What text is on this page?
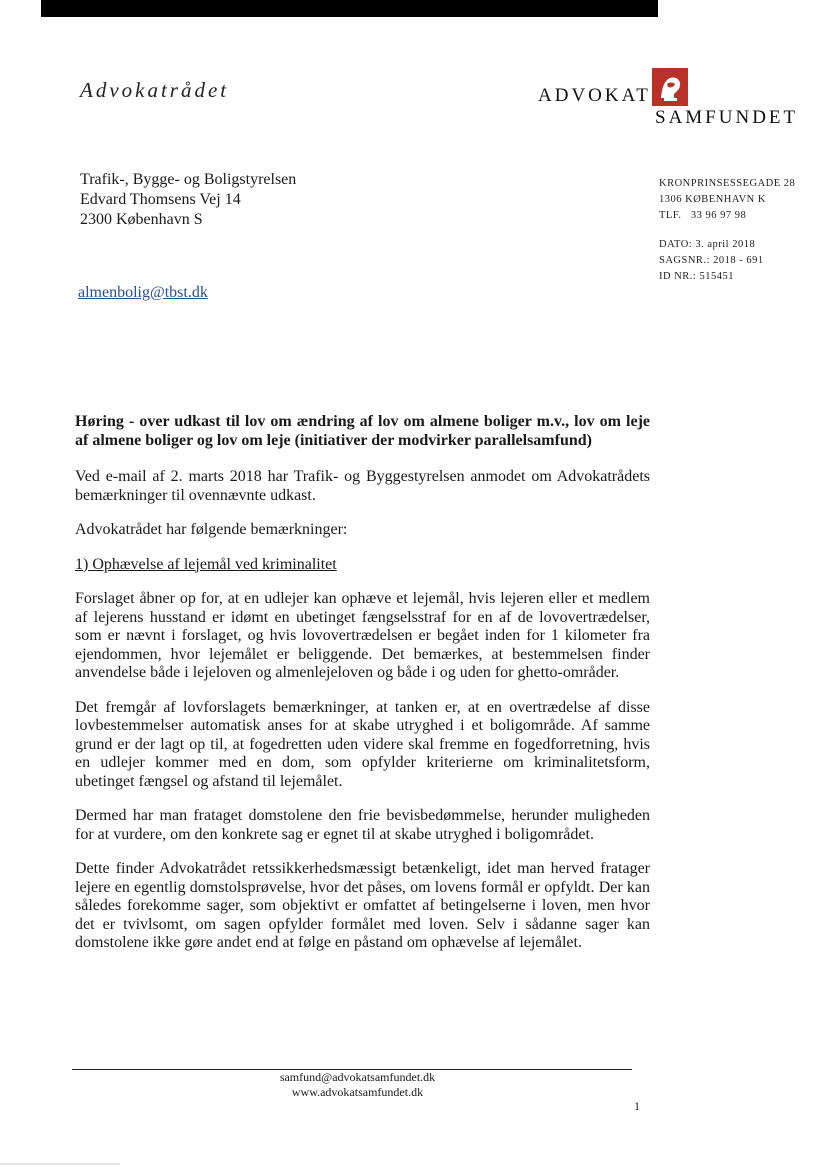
Advokatrådet	ADVOKAT
SAMFUNDET
Trafik-, Bygge- og Boligstyrelsen
Edvard Thomsens Vej 14
2300 København S
KRONPRINSESSEGADE 28
1306 KØBENHAVN K
TLF.   33 96 97 98
DATO: 3. april 2018
SAGSNR.: 2018 - 691
ID NR.: 515451
almenbolig@tbst.dk
Høring - over udkast til lov om ændring af lov om almene boliger m.v., lov om leje af almene boliger og lov om leje (initiativer der modvirker parallelsamfund)

Ved e-mail af 2. marts 2018 har Trafik- og Byggestyrelsen anmodet om Advokatrådets bemærkninger til ovennævnte udkast.

Advokatrådet har følgende bemærkninger:

1) Ophævelse af lejemål ved kriminalitet

Forslaget åbner op for, at en udlejer kan ophæve et lejemål, hvis lejeren eller et medlem af lejerens husstand er idømt en ubetinget fængselsstraf for en af de lovovertrædelser, som er nævnt i forslaget, og hvis lovovertrædelsen er begået inden for 1 kilometer fra ejendommen, hvor lejemålet er beliggende. Det bemærkes, at bestemmelsen finder anvendelse både i lejeloven og almenlejeloven og både i og uden for ghetto-områder.

Det fremgår af lovforslagets bemærkninger, at tanken er, at en overtrædelse af disse lovbestemmelser automatisk anses for at skabe utryghed i et boligområde. Af samme grund er der lagt op til, at fogedretten uden videre skal fremme en fogedforretning, hvis en udlejer kommer med en dom, som opfylder kriterierne om kriminalitetsform, ubetinget fængsel og afstand til lejemålet.

Dermed har man frataget domstolene den frie bevisbedømmelse, herunder muligheden for at vurdere, om den konkrete sag er egnet til at skabe utryghed i boligområdet.

Dette finder Advokatrådet retssikkerhedsmæssigt betænkeligt, idet man herved fratager lejere en egentlig domstolsprøvelse, hvor det påses, om lovens formål er opfyldt. Der kan således forekomme sager, som objektivt er omfattet af betingelserne i loven, men hvor det er tvivlsomt, om sagen opfylder formålet med loven. Selv i sådanne sager kan domstolene ikke gøre andet end at følge en påstand om ophævelse af lejemålet.

samfund@advokatsamfundet.dk
www.advokatsamfundet.dk
1
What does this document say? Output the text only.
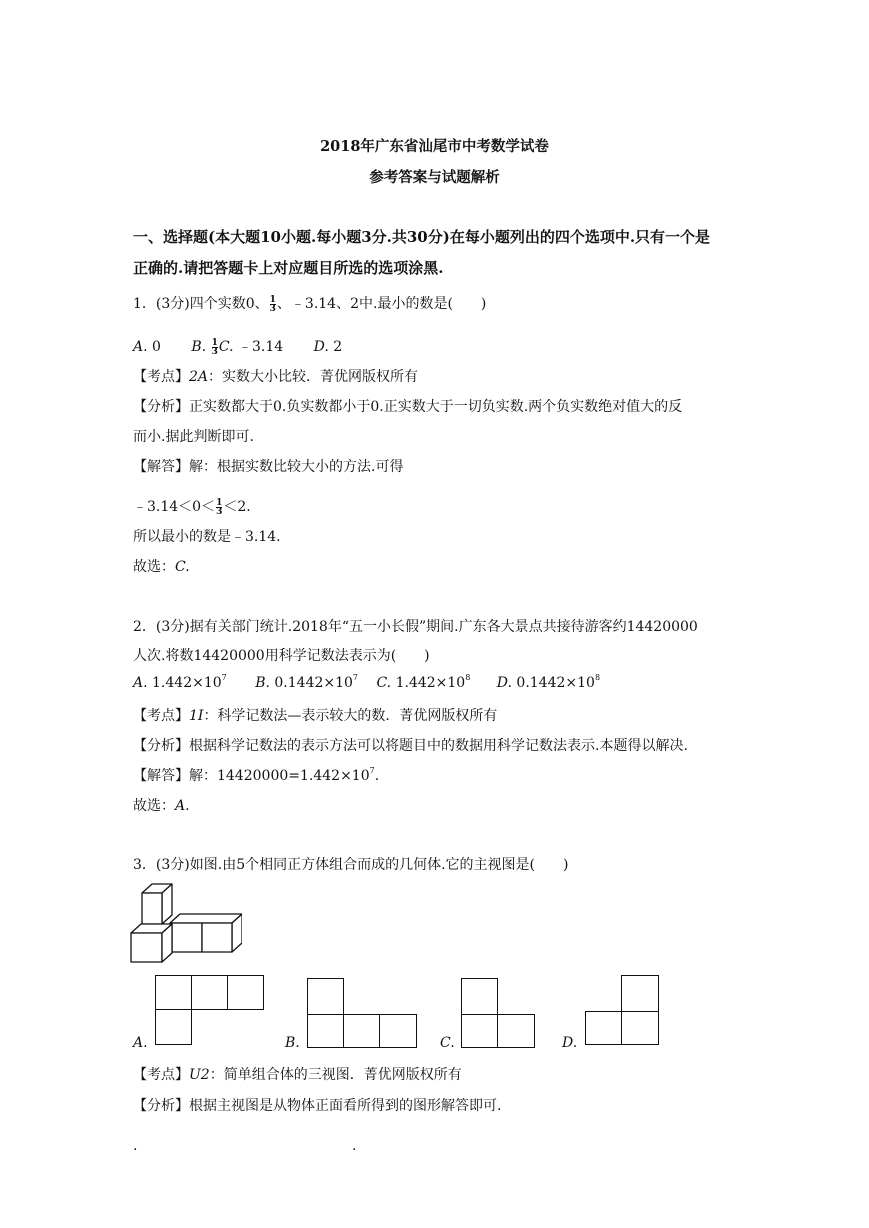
2018年广东省汕尾市中考数学试卷
参考答案与试题解析
一、选择题(本大题10小题.每小题3分.共30分)在每小题列出的四个选项中.只有一个是
正确的.请把答题卡上对应题目所选的选项涂黑.
1．(3分)四个实数0、 $\frac{1}{3}$ 、﹣3.14、2中.最小的数是(　　)
A. 0 B. $\frac{1}{3} C$. ﹣3.14 D. 2
【考点】2A：实数大小比较．菁优网版权所有
【分析】正实数都大于0.负实数都小于0.正实数大于一切负实数.两个负实数绝对值大的反
而小.据此判断即可.
【解答】解：根据实数比较大小的方法.可得
﹣3.14＜0＜ $\frac{1}{3} <2$.
所以最小的数是﹣3.14.
故选：C.
2．(3分)据有关部门统计.2018年“五一小长假”期间.广东各大景点共接待游客约14420000
人次.将数14420000用科学记数法表示为(　　)
A. $1.442\times 10^7$ B. $0.1442\times 10^7$ C. $1.442\times 10^8$ D. $0.1442\times 10^8$
【考点】1I：科学记数法—表示较大的数．菁优网版权所有
【分析】根据科学记数法的表示方法可以将题目中的数据用科学记数法表示.本题得以解决.
【解答】解：$14420000=1.442\times 10^7$.
故选：A.
3．(3分)如图.由5个相同正方体组合而成的几何体.它的主视图是(　　)
A.	B.	C.	D.
【考点】U2：简单组合体的三视图．菁优网版权所有
【分析】根据主视图是从物体正面看所得到的图形解答即可.
.	.
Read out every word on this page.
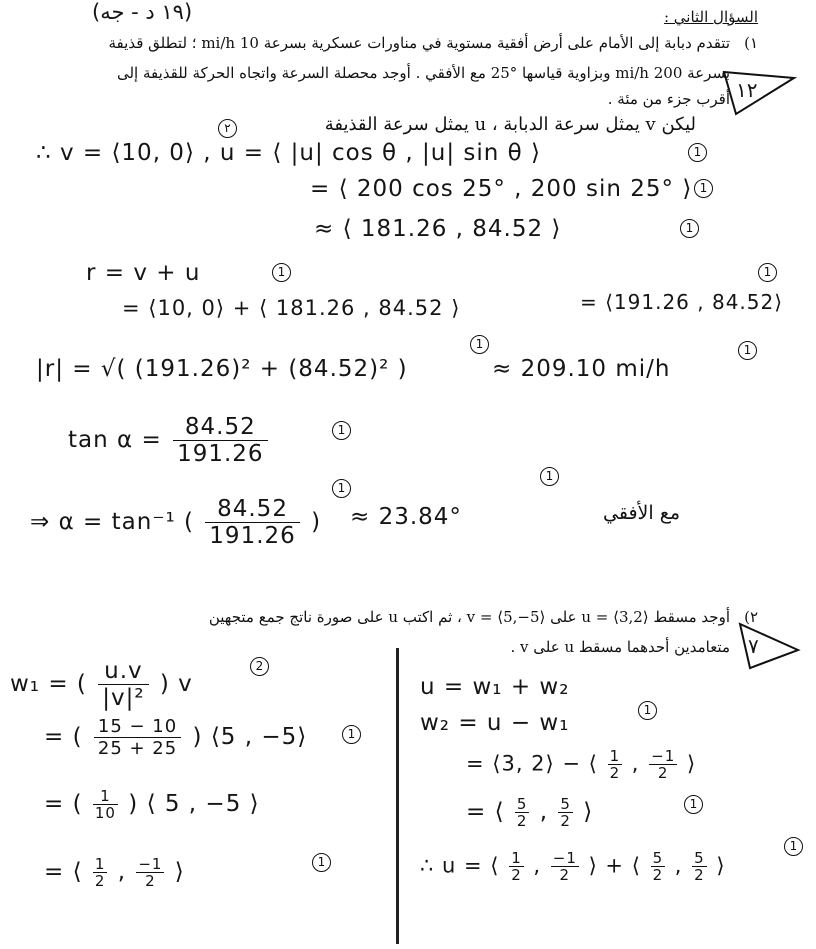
(١٩ د - جه)	السؤال الثاني :
١)
تتقدم دبابة إلى الأمام على أرض أفقية مستوية في مناورات عسكرية بسرعة 10 mi/h ؛ لتطلق قذيفة
بسرعة 200 mi/h وبزاوية قياسها °25 مع الأفقي . أوجد محصلة السرعة واتجاه الحركة للقذيفة إلى
أقرب جزء من مئة . ١٢
ليكن v يمثل سرعة الدبابة ، u يمثل سرعة القذيفة
٢
∴ v = ⟨10, 0⟩ , u = ⟨ |u| cos θ , |u| sin θ ⟩	1
= ⟨ 200 cos 25° , 200 sin 25° ⟩ 1
≈ ⟨ 181.26 , 84.52 ⟩	1
r = v + u	1	1
= ⟨10, 0⟩ + ⟨ 181.26 , 84.52 ⟩	= ⟨191.26 , 84.52⟩
|r| = √( (191.26)² + (84.52)² )
1
≈ 209.10 mi/h
1
$\tan \alpha = \frac{84.52}{191.26}$	1
⇒ α = tan⁻¹ ( $\frac{84.52}{191.26}$ )
1
≈ 23.84°
1
مع الأفقي
٢)
أوجد مسقط u = ⟨3,2⟩ على v = ⟨5,−5⟩ ، ثم اكتب u على صورة ناتج جمع متجهين
متعامدين أحدهما مسقط u على v . ٧
w₁ = ( $\frac{u.v}{\text{|v|²}}$ ) v
2
= ( $\frac{15 - 10}{25 + 25}$ ) ⟨5 , −5⟩	1
= ( $\frac{1}{10}$ ) ⟨ 5 , −5 ⟩
= ⟨ $\frac{1}{2}$ , $\frac{-1}{2}$ ⟩	1
u = w₁ + w₂
w₂ = u − w₁	1
= ⟨3, 2⟩ − ⟨ $\frac{1}{2}$ , $\frac{-1}{2}$ ⟩
= ⟨ $\frac{5}{2}$ , $\frac{5}{2}$ ⟩	1
∴ u = ⟨ $\frac{1}{2}$ , $\frac{-1}{2}$ ⟩ + ⟨ $\frac{5}{2}$ , $\frac{5}{2}$ ⟩
1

____

Ignore the images and quote every line of the listing exactly.

What text is on this page?
Advokatrådet	ADVOKAT
SAMFUNDET
Trafik-, Bygge- og Boligstyrelsen
Edvard Thomsens Vej 14
2300 København S
KRONPRINSESSEGADE 28
1306 KØBENHAVN K
TLF.   33 96 97 98
DATO: 3. april 2018
SAGSNR.: 2018 - 691
ID NR.: 515451
almenbolig@tbst.dk
Høring - over udkast til lov om ændring af lov om almene boliger m.v., lov om leje af almene boliger og lov om leje (initiativer der modvirker parallelsamfund)

Ved e-mail af 2. marts 2018 har Trafik- og Byggestyrelsen anmodet om Advokatrådets bemærkninger til ovennævnte udkast.

Advokatrådet har følgende bemærkninger:

1) Ophævelse af lejemål ved kriminalitet

Forslaget åbner op for, at en udlejer kan ophæve et lejemål, hvis lejeren eller et medlem af lejerens husstand er idømt en ubetinget fængselsstraf for en af de lovovertrædelser, som er nævnt i forslaget, og hvis lovovertrædelsen er begået inden for 1 kilometer fra ejendommen, hvor lejemålet er beliggende. Det bemærkes, at bestemmelsen finder anvendelse både i lejeloven og almenlejeloven og både i og uden for ghetto-områder.

Det fremgår af lovforslagets bemærkninger, at tanken er, at en overtrædelse af disse lovbestemmelser automatisk anses for at skabe utryghed i et boligområde. Af samme grund er der lagt op til, at fogedretten uden videre skal fremme en fogedforretning, hvis en udlejer kommer med en dom, som opfylder kriterierne om kriminalitetsform, ubetinget fængsel og afstand til lejemålet.

Dermed har man frataget domstolene den frie bevisbedømmelse, herunder muligheden for at vurdere, om den konkrete sag er egnet til at skabe utryghed i boligområdet.

Dette finder Advokatrådet retssikkerhedsmæssigt betænkeligt, idet man herved fratager lejere en egentlig domstolsprøvelse, hvor det påses, om lovens formål er opfyldt. Der kan således forekomme sager, som objektivt er omfattet af betingelserne i loven, men hvor det er tvivlsomt, om sagen opfylder formålet med loven. Selv i sådanne sager kan domstolene ikke gøre andet end at følge en påstand om ophævelse af lejemålet.

samfund@advokatsamfundet.dk
www.advokatsamfundet.dk
1
What does this document say? Output the text only.
2018年广东省汕尾市中考数学试卷
参考答案与试题解析
一、选择题(本大题10小题.每小题3分.共30分)在每小题列出的四个选项中.只有一个是
正确的.请把答题卡上对应题目所选的选项涂黑.
1．(3分)四个实数0、 $\frac{1}{3}$ 、﹣3.14、2中.最小的数是(　　)
A. 0 B. $\frac{1}{3} C$. ﹣3.14 D. 2
【考点】2A：实数大小比较．菁优网版权所有
【分析】正实数都大于0.负实数都小于0.正实数大于一切负实数.两个负实数绝对值大的反
而小.据此判断即可.
【解答】解：根据实数比较大小的方法.可得
﹣3.14＜0＜ $\frac{1}{3} <2$.
所以最小的数是﹣3.14.
故选：C.
2．(3分)据有关部门统计.2018年“五一小长假”期间.广东各大景点共接待游客约14420000
人次.将数14420000用科学记数法表示为(　　)
A. $1.442\times 10^7$ B. $0.1442\times 10^7$ C. $1.442\times 10^8$ D. $0.1442\times 10^8$
【考点】1I：科学记数法—表示较大的数．菁优网版权所有
【分析】根据科学记数法的表示方法可以将题目中的数据用科学记数法表示.本题得以解决.
【解答】解：$14420000=1.442\times 10^7$.
故选：A.
3．(3分)如图.由5个相同正方体组合而成的几何体.它的主视图是(　　)
A.	B.	C.	D.
【考点】U2：简单组合体的三视图．菁优网版权所有
【分析】根据主视图是从物体正面看所得到的图形解答即可.
.	.
Read out every word on this page.
(١٩ د - جه)	السؤال الثاني :
١)
تتقدم دبابة إلى الأمام على أرض أفقية مستوية في مناورات عسكرية بسرعة 10 mi/h ؛ لتطلق قذيفة
بسرعة 200 mi/h وبزاوية قياسها °25 مع الأفقي . أوجد محصلة السرعة واتجاه الحركة للقذيفة إلى
أقرب جزء من مئة . ١٢
ليكن v يمثل سرعة الدبابة ، u يمثل سرعة القذيفة
٢
∴ v = ⟨10, 0⟩ , u = ⟨ |u| cos θ , |u| sin θ ⟩	1
= ⟨ 200 cos 25° , 200 sin 25° ⟩ 1
≈ ⟨ 181.26 , 84.52 ⟩	1
r = v + u	1	1
= ⟨10, 0⟩ + ⟨ 181.26 , 84.52 ⟩	= ⟨191.26 , 84.52⟩
|r| = √( (191.26)² + (84.52)² )
1
≈ 209.10 mi/h
1
$\tan \alpha = \frac{84.52}{191.26}$	1
⇒ α = tan⁻¹ ( $\frac{84.52}{191.26}$ )
1
≈ 23.84°
1
مع الأفقي
٢)
أوجد مسقط u = ⟨3,2⟩ على v = ⟨5,−5⟩ ، ثم اكتب u على صورة ناتج جمع متجهين
متعامدين أحدهما مسقط u على v . ٧
w₁ = ( $\frac{u.v}{\text{|v|²}}$ ) v
2
= ( $\frac{15 - 10}{25 + 25}$ ) ⟨5 , −5⟩	1
= ( $\frac{1}{10}$ ) ⟨ 5 , −5 ⟩
= ⟨ $\frac{1}{2}$ , $\frac{-1}{2}$ ⟩	1
u = w₁ + w₂
w₂ = u − w₁	1
= ⟨3, 2⟩ − ⟨ $\frac{1}{2}$ , $\frac{-1}{2}$ ⟩
= ⟨ $\frac{5}{2}$ , $\frac{5}{2}$ ⟩	1
∴ u = ⟨ $\frac{1}{2}$ , $\frac{-1}{2}$ ⟩ + ⟨ $\frac{5}{2}$ , $\frac{5}{2}$ ⟩
1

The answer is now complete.